— Start SOURCE DATA —

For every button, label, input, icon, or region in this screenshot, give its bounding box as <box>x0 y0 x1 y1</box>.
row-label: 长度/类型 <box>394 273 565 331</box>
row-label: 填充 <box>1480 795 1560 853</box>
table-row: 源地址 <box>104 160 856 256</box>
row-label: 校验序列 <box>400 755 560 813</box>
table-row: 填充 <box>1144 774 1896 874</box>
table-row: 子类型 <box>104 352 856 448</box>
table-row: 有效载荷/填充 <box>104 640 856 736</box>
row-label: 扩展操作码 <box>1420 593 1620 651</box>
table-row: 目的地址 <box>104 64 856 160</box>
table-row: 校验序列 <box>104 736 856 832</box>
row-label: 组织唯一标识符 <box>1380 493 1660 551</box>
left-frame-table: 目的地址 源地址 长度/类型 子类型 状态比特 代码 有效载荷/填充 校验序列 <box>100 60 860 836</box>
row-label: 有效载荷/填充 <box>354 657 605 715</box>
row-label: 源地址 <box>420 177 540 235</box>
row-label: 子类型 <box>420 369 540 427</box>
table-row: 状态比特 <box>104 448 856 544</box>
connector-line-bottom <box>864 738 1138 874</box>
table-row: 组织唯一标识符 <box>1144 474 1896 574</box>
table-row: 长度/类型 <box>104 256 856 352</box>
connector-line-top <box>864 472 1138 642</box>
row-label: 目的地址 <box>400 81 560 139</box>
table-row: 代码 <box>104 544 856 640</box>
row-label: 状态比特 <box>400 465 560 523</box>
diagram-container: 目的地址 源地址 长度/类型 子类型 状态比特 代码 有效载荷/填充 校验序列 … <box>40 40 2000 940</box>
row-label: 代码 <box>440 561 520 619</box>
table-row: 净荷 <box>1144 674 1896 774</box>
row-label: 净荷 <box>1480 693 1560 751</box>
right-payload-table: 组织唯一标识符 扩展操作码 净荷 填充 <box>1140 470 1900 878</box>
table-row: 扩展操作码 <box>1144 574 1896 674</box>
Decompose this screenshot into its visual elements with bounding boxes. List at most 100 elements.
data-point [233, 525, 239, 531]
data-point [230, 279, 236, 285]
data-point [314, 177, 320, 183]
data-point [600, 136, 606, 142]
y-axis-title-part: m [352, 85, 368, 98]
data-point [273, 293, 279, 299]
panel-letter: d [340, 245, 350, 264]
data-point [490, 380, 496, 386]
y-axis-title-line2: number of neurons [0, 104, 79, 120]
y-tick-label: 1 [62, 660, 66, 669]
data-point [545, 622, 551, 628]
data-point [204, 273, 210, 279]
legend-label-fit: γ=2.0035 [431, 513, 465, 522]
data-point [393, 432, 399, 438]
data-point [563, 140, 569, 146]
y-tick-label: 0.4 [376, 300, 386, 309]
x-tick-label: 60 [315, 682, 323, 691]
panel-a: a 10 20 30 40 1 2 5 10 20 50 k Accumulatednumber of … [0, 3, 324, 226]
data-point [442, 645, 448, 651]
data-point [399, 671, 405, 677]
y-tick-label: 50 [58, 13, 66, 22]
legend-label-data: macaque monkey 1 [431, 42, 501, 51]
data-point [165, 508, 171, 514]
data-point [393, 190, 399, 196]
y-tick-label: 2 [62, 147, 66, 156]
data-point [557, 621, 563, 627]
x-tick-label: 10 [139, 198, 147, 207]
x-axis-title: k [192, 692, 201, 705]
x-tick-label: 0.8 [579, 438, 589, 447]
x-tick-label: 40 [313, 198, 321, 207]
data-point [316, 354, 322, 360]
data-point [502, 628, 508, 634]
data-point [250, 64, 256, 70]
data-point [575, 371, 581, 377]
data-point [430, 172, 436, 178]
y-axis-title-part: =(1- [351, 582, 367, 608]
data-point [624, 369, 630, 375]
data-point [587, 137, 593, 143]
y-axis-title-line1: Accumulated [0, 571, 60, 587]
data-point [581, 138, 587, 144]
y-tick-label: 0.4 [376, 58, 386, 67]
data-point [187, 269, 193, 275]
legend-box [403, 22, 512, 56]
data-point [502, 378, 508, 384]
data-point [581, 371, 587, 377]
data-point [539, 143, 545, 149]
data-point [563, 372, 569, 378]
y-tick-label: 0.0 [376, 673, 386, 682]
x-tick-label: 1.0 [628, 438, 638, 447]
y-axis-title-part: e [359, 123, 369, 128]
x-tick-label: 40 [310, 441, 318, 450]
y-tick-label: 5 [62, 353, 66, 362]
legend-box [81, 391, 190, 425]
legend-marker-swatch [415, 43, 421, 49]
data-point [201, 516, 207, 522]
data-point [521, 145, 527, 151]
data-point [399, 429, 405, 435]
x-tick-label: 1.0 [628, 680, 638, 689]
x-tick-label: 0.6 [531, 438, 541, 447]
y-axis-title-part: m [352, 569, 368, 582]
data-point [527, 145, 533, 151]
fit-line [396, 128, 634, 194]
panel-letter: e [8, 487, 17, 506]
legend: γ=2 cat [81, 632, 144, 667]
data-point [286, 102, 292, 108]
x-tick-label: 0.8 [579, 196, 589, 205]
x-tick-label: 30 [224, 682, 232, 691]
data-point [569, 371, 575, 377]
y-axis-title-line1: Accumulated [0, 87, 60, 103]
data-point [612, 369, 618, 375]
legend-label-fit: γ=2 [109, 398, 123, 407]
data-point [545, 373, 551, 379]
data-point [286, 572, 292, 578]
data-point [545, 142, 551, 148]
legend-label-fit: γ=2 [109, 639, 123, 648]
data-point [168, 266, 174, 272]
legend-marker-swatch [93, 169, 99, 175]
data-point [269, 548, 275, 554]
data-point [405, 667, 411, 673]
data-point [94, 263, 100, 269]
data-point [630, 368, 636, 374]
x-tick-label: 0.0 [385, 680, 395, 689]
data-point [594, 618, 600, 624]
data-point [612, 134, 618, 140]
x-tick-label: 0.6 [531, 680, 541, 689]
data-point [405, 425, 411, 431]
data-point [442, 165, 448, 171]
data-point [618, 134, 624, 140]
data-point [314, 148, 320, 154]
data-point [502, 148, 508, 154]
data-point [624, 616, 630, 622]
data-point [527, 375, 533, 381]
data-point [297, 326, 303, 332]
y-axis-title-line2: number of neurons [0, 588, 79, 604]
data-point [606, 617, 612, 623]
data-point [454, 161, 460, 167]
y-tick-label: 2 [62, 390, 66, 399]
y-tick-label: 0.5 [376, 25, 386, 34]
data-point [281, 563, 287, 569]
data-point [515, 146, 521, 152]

— End SOURCE DATA —

WHAT IS EXPECTED :: Write out the lines above exactly as they appear, every one of them.

OUTPUT OF THE EXERCISE ::
For every button, label, input, icon, or region in this screenshot, give its bounding box as <box>x0 y0 x1 y1</box>.
row-label: 长度/类型 <box>394 273 565 331</box>
row-label: 填充 <box>1480 795 1560 853</box>
table-row: 源地址 <box>104 160 856 256</box>
row-label: 校验序列 <box>400 755 560 813</box>
table-row: 填充 <box>1144 774 1896 874</box>
table-row: 子类型 <box>104 352 856 448</box>
table-row: 有效载荷/填充 <box>104 640 856 736</box>
row-label: 扩展操作码 <box>1420 593 1620 651</box>
table-row: 目的地址 <box>104 64 856 160</box>
table-row: 校验序列 <box>104 736 856 832</box>
row-label: 组织唯一标识符 <box>1380 493 1660 551</box>
left-frame-table: 目的地址 源地址 长度/类型 子类型 状态比特 代码 有效载荷/填充 校验序列 <box>100 60 860 836</box>
row-label: 有效载荷/填充 <box>354 657 605 715</box>
row-label: 源地址 <box>420 177 540 235</box>
row-label: 子类型 <box>420 369 540 427</box>
table-row: 状态比特 <box>104 448 856 544</box>
connector-line-bottom <box>864 738 1138 874</box>
table-row: 组织唯一标识符 <box>1144 474 1896 574</box>
table-row: 长度/类型 <box>104 256 856 352</box>
connector-line-top <box>864 472 1138 642</box>
row-label: 目的地址 <box>400 81 560 139</box>
table-row: 代码 <box>104 544 856 640</box>
row-label: 状态比特 <box>400 465 560 523</box>
diagram-container: 目的地址 源地址 长度/类型 子类型 状态比特 代码 有效载荷/填充 校验序列 … <box>40 40 2000 940</box>
row-label: 代码 <box>440 561 520 619</box>
table-row: 净荷 <box>1144 674 1896 774</box>
row-label: 净荷 <box>1480 693 1560 751</box>
right-payload-table: 组织唯一标识符 扩展操作码 净荷 填充 <box>1140 470 1900 878</box>
table-row: 扩展操作码 <box>1144 574 1896 674</box>
Decompose this screenshot into its visual elements with bounding boxes. List at most 100 elements.
data-point [233, 525, 239, 531]
data-point [230, 279, 236, 285]
data-point [314, 177, 320, 183]
data-point [600, 136, 606, 142]
y-axis-title-part: m [352, 85, 368, 98]
data-point [273, 293, 279, 299]
panel-letter: d [340, 245, 350, 264]
data-point [490, 380, 496, 386]
y-axis-title-line2: number of neurons [0, 104, 79, 120]
y-tick-label: 1 [62, 660, 66, 669]
data-point [545, 622, 551, 628]
data-point [204, 273, 210, 279]
legend-label-fit: γ=2.0035 [431, 513, 465, 522]
data-point [393, 432, 399, 438]
data-point [563, 140, 569, 146]
y-tick-label: 0.4 [376, 300, 386, 309]
x-tick-label: 60 [315, 682, 323, 691]
panel-a: a 10 20 30 40 1 2 5 10 20 50 k Accumulatednumber of … [0, 3, 324, 226]
data-point [442, 645, 448, 651]
data-point [399, 671, 405, 677]
y-tick-label: 50 [58, 13, 66, 22]
legend-label-data: macaque monkey 1 [431, 42, 501, 51]
data-point [165, 508, 171, 514]
data-point [393, 190, 399, 196]
y-tick-label: 2 [62, 147, 66, 156]
data-point [557, 621, 563, 627]
x-tick-label: 10 [139, 198, 147, 207]
x-axis-title: k [192, 692, 201, 705]
x-tick-label: 0.8 [579, 438, 589, 447]
x-tick-label: 40 [313, 198, 321, 207]
data-point [316, 354, 322, 360]
data-point [502, 628, 508, 634]
data-point [250, 64, 256, 70]
data-point [575, 371, 581, 377]
data-point [430, 172, 436, 178]
y-axis-title-part: =(1- [351, 582, 367, 608]
data-point [624, 369, 630, 375]
data-point [587, 137, 593, 143]
y-axis-title-line1: Accumulated [0, 571, 60, 587]
data-point [581, 138, 587, 144]
y-tick-label: 0.4 [376, 58, 386, 67]
data-point [187, 269, 193, 275]
legend-box [403, 22, 512, 56]
data-point [502, 378, 508, 384]
data-point [581, 371, 587, 377]
data-point [539, 143, 545, 149]
data-point [563, 372, 569, 378]
y-tick-label: 0.0 [376, 673, 386, 682]
x-tick-label: 1.0 [628, 438, 638, 447]
y-axis-title-part: e [359, 123, 369, 128]
x-tick-label: 40 [310, 441, 318, 450]
y-tick-label: 5 [62, 353, 66, 362]
legend-box [81, 391, 190, 425]
legend-marker-swatch [415, 43, 421, 49]
data-point [201, 516, 207, 522]
data-point [521, 145, 527, 151]
data-point [399, 429, 405, 435]
x-tick-label: 1.0 [628, 680, 638, 689]
x-tick-label: 0.6 [531, 438, 541, 447]
y-axis-title-part: m [352, 569, 368, 582]
data-point [527, 145, 533, 151]
fit-line [396, 128, 634, 194]
panel-letter: e [8, 487, 17, 506]
legend: γ=2 cat [81, 632, 144, 667]
data-point [286, 102, 292, 108]
x-tick-label: 0.8 [579, 196, 589, 205]
x-tick-label: 30 [224, 682, 232, 691]
data-point [569, 371, 575, 377]
y-axis-title-line1: Accumulated [0, 87, 60, 103]
data-point [612, 369, 618, 375]
legend-label-fit: γ=2 [109, 398, 123, 407]
data-point [545, 373, 551, 379]
data-point [286, 572, 292, 578]
data-point [545, 142, 551, 148]
legend-label-fit: γ=2 [109, 639, 123, 648]
data-point [168, 266, 174, 272]
legend-marker-swatch [93, 169, 99, 175]
data-point [269, 548, 275, 554]
data-point [405, 667, 411, 673]
data-point [94, 263, 100, 269]
data-point [630, 368, 636, 374]
x-tick-label: 0.0 [385, 680, 395, 689]
data-point [594, 618, 600, 624]
data-point [612, 134, 618, 140]
x-tick-label: 0.6 [531, 680, 541, 689]
data-point [405, 425, 411, 431]
data-point [442, 165, 448, 171]
data-point [618, 134, 624, 140]
data-point [314, 148, 320, 154]
data-point [502, 148, 508, 154]
data-point [624, 616, 630, 622]
data-point [527, 375, 533, 381]
data-point [297, 326, 303, 332]
y-axis-title-line2: number of neurons [0, 588, 79, 604]
data-point [606, 617, 612, 623]
data-point [454, 161, 460, 167]
y-tick-label: 2 [62, 390, 66, 399]
y-tick-label: 0.5 [376, 25, 386, 34]
data-point [281, 563, 287, 569]
data-point [515, 146, 521, 152]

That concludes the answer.